__Required work__. Reproduce the following entries verbatim, from the first line of the entries through the line containing "arrow-left-icon bbox=[24, 42, 62, 70]", both included.

__Extracted material__.
□ □ □ □ □ □ □
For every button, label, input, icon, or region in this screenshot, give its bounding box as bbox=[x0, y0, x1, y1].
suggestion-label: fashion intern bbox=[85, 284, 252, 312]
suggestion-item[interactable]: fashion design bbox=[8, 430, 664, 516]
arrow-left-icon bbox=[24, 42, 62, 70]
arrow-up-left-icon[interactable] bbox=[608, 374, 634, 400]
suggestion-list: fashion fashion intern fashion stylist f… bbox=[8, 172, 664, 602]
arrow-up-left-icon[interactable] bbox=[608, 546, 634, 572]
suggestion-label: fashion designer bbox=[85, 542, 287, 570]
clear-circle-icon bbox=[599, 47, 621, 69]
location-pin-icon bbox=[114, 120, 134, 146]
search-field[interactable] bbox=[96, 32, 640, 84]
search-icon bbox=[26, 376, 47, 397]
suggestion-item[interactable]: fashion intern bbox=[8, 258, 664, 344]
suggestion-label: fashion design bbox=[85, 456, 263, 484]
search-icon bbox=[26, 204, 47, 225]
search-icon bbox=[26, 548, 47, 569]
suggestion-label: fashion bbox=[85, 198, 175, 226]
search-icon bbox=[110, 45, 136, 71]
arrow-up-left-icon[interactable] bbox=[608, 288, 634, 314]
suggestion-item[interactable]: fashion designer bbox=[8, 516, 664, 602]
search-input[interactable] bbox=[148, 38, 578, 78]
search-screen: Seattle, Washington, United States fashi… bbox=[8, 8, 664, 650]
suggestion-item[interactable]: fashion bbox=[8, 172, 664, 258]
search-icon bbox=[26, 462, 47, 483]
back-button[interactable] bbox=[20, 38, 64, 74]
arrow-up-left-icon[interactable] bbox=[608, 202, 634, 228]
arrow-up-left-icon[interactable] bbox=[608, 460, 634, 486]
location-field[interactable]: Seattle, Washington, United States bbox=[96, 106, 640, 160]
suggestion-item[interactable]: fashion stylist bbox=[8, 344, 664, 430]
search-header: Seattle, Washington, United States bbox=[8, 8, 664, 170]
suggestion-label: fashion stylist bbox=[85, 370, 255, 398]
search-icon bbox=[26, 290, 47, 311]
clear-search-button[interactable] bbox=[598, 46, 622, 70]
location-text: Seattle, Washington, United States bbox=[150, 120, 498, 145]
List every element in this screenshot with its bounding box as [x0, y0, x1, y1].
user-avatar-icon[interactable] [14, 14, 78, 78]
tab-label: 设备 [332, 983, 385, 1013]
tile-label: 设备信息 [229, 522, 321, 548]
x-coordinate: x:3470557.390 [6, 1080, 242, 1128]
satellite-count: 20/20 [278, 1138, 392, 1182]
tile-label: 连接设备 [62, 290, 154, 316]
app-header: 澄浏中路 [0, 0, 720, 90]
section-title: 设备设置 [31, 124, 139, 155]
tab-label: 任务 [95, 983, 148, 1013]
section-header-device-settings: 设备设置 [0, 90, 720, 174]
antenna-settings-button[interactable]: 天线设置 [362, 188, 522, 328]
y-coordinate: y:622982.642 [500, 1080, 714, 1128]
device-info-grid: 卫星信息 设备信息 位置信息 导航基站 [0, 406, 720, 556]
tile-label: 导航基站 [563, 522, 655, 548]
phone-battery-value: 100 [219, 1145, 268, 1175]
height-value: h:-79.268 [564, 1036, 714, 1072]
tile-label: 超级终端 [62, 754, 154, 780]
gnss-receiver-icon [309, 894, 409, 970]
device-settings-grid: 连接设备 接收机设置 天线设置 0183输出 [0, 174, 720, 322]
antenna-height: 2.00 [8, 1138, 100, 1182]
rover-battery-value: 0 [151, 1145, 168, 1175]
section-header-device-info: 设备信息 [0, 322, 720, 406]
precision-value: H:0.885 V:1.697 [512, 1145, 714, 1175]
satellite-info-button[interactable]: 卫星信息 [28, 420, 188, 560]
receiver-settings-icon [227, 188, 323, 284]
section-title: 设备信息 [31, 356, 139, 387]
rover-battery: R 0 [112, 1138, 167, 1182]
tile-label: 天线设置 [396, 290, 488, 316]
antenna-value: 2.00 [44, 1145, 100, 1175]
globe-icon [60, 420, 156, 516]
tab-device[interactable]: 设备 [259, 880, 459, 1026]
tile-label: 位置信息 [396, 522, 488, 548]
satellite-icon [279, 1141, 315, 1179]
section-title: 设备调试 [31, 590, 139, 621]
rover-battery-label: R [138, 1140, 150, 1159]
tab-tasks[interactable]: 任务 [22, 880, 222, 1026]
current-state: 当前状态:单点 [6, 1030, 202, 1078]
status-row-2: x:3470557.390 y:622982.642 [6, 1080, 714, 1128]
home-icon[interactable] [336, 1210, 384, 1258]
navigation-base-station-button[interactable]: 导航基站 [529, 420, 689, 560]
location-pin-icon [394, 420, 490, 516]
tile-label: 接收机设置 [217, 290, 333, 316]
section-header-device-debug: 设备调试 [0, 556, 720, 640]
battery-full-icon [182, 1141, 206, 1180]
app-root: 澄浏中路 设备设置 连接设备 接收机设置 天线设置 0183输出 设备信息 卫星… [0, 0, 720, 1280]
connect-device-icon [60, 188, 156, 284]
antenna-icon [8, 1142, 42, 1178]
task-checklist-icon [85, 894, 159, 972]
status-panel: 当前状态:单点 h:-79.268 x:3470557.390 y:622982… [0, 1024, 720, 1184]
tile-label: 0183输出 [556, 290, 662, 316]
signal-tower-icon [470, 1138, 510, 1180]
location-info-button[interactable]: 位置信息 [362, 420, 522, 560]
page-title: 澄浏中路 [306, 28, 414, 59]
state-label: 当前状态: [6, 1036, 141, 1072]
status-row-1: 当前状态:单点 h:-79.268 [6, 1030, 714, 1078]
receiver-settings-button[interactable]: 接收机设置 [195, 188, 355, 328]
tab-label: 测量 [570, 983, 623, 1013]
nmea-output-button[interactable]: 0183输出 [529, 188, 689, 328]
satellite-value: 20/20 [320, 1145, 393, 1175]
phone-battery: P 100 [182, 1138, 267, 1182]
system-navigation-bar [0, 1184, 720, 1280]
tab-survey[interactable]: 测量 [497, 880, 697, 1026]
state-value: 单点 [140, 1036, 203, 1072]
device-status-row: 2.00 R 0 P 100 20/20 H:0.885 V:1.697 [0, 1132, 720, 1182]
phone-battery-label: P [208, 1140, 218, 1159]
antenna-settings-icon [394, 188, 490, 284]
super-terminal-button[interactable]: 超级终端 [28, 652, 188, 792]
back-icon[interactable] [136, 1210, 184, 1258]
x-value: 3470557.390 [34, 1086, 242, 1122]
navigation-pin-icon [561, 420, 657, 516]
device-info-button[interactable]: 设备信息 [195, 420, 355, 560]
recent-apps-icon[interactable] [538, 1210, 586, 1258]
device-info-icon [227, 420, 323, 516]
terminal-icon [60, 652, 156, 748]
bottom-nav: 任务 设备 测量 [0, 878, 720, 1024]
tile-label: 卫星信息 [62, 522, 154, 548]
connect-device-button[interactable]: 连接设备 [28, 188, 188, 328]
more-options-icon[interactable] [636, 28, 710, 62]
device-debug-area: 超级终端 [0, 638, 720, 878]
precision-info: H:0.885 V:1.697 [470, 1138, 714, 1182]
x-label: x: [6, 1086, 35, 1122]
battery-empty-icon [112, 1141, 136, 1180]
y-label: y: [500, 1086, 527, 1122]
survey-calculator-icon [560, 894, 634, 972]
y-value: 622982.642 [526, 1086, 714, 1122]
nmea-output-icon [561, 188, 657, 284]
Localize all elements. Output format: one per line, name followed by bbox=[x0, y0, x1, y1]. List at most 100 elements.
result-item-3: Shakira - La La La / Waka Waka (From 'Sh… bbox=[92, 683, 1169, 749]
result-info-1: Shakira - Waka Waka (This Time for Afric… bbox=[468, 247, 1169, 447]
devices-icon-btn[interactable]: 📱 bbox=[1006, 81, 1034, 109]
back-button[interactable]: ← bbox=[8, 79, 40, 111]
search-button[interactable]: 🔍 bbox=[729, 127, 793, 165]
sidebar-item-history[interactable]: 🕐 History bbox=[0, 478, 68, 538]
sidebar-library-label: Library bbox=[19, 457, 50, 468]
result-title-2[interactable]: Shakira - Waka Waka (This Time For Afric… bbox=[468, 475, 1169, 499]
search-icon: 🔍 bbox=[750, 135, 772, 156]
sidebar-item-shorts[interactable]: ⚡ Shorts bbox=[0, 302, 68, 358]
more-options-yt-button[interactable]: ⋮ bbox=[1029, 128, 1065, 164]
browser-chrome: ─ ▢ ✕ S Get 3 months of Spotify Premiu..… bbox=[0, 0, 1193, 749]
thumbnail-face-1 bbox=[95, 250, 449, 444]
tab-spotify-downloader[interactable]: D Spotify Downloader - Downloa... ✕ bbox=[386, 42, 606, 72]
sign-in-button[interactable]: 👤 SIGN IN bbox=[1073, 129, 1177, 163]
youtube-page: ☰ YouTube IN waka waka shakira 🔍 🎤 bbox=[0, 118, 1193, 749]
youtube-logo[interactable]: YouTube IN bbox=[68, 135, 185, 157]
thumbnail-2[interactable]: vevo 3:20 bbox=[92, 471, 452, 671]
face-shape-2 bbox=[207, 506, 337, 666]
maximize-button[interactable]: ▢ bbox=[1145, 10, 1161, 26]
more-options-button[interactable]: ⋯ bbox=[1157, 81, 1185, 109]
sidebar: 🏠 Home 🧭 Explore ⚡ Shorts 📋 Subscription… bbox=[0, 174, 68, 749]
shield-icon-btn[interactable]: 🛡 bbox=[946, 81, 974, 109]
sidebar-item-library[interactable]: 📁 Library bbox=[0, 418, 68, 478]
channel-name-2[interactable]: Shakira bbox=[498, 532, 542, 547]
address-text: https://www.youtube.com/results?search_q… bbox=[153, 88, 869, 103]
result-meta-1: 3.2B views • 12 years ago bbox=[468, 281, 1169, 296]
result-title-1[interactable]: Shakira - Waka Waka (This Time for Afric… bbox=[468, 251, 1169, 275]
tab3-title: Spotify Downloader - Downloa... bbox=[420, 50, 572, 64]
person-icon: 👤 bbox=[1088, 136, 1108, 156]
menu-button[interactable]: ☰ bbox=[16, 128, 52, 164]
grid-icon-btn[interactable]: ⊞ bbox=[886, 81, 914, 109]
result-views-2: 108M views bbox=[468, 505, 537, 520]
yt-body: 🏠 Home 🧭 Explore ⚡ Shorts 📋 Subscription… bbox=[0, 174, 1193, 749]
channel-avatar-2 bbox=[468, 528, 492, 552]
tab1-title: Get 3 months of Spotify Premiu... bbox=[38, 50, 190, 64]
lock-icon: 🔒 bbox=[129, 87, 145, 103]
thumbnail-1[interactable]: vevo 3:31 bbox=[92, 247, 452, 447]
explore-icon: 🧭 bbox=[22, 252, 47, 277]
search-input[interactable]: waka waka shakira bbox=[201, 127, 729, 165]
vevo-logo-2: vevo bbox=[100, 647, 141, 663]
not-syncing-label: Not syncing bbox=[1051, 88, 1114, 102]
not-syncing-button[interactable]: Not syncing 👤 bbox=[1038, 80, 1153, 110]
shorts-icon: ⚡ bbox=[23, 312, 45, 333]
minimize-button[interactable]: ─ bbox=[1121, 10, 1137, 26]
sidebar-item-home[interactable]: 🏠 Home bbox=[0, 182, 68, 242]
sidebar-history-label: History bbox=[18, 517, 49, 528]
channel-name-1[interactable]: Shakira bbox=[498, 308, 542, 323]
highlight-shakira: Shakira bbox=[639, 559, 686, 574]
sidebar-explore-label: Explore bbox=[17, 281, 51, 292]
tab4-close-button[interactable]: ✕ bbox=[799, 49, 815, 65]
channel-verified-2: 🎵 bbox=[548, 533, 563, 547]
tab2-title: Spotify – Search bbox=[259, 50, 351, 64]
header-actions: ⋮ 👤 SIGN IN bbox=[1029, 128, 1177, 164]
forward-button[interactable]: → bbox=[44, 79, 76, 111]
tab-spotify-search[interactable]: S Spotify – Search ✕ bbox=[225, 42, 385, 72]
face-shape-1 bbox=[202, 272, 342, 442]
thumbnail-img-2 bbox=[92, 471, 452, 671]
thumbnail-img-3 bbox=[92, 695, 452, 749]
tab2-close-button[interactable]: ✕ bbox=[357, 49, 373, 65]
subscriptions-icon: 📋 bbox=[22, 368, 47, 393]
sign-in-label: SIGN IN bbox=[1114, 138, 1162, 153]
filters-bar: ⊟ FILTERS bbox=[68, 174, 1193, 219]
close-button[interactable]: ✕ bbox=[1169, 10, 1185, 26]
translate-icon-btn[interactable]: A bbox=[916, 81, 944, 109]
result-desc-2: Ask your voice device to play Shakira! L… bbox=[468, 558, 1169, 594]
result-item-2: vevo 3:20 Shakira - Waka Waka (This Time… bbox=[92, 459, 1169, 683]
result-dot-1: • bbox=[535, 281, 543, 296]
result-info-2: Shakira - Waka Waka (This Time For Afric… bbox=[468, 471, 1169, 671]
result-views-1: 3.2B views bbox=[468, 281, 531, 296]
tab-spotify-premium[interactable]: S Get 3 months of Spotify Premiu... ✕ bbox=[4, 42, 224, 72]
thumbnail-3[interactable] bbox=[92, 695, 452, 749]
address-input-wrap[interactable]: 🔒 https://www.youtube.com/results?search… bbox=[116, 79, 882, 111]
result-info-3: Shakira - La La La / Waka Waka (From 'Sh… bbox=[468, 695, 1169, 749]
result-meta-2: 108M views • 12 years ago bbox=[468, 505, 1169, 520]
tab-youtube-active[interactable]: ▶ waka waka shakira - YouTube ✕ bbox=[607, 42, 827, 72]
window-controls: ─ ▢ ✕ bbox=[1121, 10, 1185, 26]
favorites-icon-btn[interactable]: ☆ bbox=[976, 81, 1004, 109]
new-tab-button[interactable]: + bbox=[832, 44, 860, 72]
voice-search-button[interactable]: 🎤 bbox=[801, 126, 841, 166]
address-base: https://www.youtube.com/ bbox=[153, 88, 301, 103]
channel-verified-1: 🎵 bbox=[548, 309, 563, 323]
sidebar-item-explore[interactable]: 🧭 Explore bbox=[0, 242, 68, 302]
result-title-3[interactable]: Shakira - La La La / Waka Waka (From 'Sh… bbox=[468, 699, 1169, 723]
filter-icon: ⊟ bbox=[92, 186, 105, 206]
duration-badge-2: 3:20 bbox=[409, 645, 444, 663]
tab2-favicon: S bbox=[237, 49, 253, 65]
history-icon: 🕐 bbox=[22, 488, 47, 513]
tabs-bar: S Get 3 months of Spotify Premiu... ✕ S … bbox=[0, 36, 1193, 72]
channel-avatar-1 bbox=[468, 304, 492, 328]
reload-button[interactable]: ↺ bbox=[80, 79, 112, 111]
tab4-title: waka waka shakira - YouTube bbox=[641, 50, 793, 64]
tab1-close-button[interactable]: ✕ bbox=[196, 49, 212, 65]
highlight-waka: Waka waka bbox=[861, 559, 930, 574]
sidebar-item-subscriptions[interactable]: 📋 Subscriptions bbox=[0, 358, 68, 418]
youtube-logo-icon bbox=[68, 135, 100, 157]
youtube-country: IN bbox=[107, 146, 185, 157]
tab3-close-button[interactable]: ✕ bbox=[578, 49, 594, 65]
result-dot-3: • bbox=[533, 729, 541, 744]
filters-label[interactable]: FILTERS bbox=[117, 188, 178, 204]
□ □ □ □ □ □ □
__Solution__.
For every button, label, input, icon, or region in this screenshot, give its bounding box as bbox=[x0, y0, x1, y1].
suggestion-label: fashion intern bbox=[85, 284, 252, 312]
suggestion-item[interactable]: fashion design bbox=[8, 430, 664, 516]
arrow-left-icon bbox=[24, 42, 62, 70]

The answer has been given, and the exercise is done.